Directions for this task: Extract all data as written.

Recorded data

START

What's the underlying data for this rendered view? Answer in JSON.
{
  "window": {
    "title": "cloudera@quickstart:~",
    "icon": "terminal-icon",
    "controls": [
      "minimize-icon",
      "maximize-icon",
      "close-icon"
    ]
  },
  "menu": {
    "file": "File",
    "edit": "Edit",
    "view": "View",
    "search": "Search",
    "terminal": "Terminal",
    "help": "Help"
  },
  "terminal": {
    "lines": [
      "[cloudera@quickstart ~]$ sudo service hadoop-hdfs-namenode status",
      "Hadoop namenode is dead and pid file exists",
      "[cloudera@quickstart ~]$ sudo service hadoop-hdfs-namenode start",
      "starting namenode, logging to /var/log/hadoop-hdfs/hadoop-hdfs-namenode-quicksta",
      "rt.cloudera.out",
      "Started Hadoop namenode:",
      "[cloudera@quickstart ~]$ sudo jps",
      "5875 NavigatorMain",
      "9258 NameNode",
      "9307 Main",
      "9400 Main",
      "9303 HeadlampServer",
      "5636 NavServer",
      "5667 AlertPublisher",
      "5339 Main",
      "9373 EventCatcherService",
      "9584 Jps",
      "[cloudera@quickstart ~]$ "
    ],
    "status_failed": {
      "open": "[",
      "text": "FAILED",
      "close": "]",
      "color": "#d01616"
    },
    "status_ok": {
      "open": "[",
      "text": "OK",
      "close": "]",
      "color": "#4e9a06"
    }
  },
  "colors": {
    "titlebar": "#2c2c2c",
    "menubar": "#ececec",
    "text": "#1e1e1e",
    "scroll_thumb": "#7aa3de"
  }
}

END

Task answer:
What's the underlying data for this rendered view? Answer in JSON.
{
  "window": {
    "title": "cloudera@quickstart:~",
    "icon": "terminal-icon",
    "controls": [
      "minimize-icon",
      "maximize-icon",
      "close-icon"
    ]
  },
  "menu": {
    "file": "File",
    "edit": "Edit",
    "view": "View",
    "search": "Search",
    "terminal": "Terminal",
    "help": "Help"
  },
  "terminal": {
    "lines": [
      "[cloudera@quickstart ~]$ sudo service hadoop-hdfs-namenode status",
      "Hadoop namenode is dead and pid file exists",
      "[cloudera@quickstart ~]$ sudo service hadoop-hdfs-namenode start",
      "starting namenode, logging to /var/log/hadoop-hdfs/hadoop-hdfs-namenode-quicksta",
      "rt.cloudera.out",
      "Started Hadoop namenode:",
      "[cloudera@quickstart ~]$ sudo jps",
      "5875 NavigatorMain",
      "9258 NameNode",
      "9307 Main",
      "9400 Main",
      "9303 HeadlampServer",
      "5636 NavServer",
      "5667 AlertPublisher",
      "5339 Main",
      "9373 EventCatcherService",
      "9584 Jps",
      "[cloudera@quickstart ~]$ "
    ],
    "status_failed": {
      "open": "[",
      "text": "FAILED",
      "close": "]",
      "color": "#d01616"
    },
    "status_ok": {
      "open": "[",
      "text": "OK",
      "close": "]",
      "color": "#4e9a06"
    }
  },
  "colors": {
    "titlebar": "#2c2c2c",
    "menubar": "#ececec",
    "text": "#1e1e1e",
    "scroll_thumb": "#7aa3de"
  }
}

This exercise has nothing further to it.